_Task prompt:_ Print all the records exactly, please.
# start of Extracted information
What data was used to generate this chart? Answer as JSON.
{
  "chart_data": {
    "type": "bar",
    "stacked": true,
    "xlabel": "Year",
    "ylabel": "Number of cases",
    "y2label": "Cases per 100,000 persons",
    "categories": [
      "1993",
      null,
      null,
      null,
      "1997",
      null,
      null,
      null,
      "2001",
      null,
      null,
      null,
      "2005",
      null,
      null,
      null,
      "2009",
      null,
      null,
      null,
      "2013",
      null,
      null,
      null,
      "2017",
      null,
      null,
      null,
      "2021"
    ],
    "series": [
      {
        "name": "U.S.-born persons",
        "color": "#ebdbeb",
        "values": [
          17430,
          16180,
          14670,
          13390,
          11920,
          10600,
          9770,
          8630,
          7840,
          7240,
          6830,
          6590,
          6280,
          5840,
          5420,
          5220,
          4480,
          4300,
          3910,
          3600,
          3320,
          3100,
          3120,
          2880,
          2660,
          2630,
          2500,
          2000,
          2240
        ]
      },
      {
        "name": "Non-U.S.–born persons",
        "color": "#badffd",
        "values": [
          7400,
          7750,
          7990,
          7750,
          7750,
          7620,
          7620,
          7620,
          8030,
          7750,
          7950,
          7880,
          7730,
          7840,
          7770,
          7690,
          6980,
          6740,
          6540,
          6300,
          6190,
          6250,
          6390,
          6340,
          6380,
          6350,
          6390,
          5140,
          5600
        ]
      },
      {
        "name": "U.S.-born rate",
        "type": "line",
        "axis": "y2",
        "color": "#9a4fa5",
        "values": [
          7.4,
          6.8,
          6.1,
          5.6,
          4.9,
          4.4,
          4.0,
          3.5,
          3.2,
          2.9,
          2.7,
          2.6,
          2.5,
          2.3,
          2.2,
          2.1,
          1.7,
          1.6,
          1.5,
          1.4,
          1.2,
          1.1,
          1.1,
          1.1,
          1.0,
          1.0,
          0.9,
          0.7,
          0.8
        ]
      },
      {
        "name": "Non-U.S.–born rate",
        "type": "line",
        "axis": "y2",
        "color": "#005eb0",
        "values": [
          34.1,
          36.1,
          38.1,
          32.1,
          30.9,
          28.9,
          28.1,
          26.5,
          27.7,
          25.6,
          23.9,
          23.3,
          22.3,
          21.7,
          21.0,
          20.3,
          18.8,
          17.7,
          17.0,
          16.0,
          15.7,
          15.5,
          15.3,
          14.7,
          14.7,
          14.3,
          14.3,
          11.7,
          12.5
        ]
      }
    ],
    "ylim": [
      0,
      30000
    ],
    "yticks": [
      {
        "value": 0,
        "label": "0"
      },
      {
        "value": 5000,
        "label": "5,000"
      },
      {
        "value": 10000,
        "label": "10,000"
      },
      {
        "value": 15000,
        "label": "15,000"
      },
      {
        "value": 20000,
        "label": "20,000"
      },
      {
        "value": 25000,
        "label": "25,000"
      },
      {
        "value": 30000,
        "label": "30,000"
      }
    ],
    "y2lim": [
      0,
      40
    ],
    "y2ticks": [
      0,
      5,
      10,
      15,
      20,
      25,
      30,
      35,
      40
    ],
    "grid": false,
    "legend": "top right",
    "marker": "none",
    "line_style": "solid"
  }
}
# end of Extracted information
_Solution to this task:_
What data was used to generate this chart? Answer as JSON.
{
  "chart_data": {
    "type": "bar",
    "stacked": true,
    "xlabel": "Year",
    "ylabel": "Number of cases",
    "y2label": "Cases per 100,000 persons",
    "categories": [
      "1993",
      null,
      null,
      null,
      "1997",
      null,
      null,
      null,
      "2001",
      null,
      null,
      null,
      "2005",
      null,
      null,
      null,
      "2009",
      null,
      null,
      null,
      "2013",
      null,
      null,
      null,
      "2017",
      null,
      null,
      null,
      "2021"
    ],
    "series": [
      {
        "name": "U.S.-born persons",
        "color": "#ebdbeb",
        "values": [
          17430,
          16180,
          14670,
          13390,
          11920,
          10600,
          9770,
          8630,
          7840,
          7240,
          6830,
          6590,
          6280,
          5840,
          5420,
          5220,
          4480,
          4300,
          3910,
          3600,
          3320,
          3100,
          3120,
          2880,
          2660,
          2630,
          2500,
          2000,
          2240
        ]
      },
      {
        "name": "Non-U.S.–born persons",
        "color": "#badffd",
        "values": [
          7400,
          7750,
          7990,
          7750,
          7750,
          7620,
          7620,
          7620,
          8030,
          7750,
          7950,
          7880,
          7730,
          7840,
          7770,
          7690,
          6980,
          6740,
          6540,
          6300,
          6190,
          6250,
          6390,
          6340,
          6380,
          6350,
          6390,
          5140,
          5600
        ]
      },
      {
        "name": "U.S.-born rate",
        "type": "line",
        "axis": "y2",
        "color": "#9a4fa5",
        "values": [
          7.4,
          6.8,
          6.1,
          5.6,
          4.9,
          4.4,
          4.0,
          3.5,
          3.2,
          2.9,
          2.7,
          2.6,
          2.5,
          2.3,
          2.2,
          2.1,
          1.7,
          1.6,
          1.5,
          1.4,
          1.2,
          1.1,
          1.1,
          1.1,
          1.0,
          1.0,
          0.9,
          0.7,
          0.8
        ]
      },
      {
        "name": "Non-U.S.–born rate",
        "type": "line",
        "axis": "y2",
        "color": "#005eb0",
        "values": [
          34.1,
          36.1,
          38.1,
          32.1,
          30.9,
          28.9,
          28.1,
          26.5,
          27.7,
          25.6,
          23.9,
          23.3,
          22.3,
          21.7,
          21.0,
          20.3,
          18.8,
          17.7,
          17.0,
          16.0,
          15.7,
          15.5,
          15.3,
          14.7,
          14.7,
          14.3,
          14.3,
          11.7,
          12.5
        ]
      }
    ],
    "ylim": [
      0,
      30000
    ],
    "yticks": [
      {
        "value": 0,
        "label": "0"
      },
      {
        "value": 5000,
        "label": "5,000"
      },
      {
        "value": 10000,
        "label": "10,000"
      },
      {
        "value": 15000,
        "label": "15,000"
      },
      {
        "value": 20000,
        "label": "20,000"
      },
      {
        "value": 25000,
        "label": "25,000"
      },
      {
        "value": 30000,
        "label": "30,000"
      }
    ],
    "y2lim": [
      0,
      40
    ],
    "y2ticks": [
      0,
      5,
      10,
      15,
      20,
      25,
      30,
      35,
      40
    ],
    "grid": false,
    "legend": "top right",
    "marker": "none",
    "line_style": "solid"
  }
}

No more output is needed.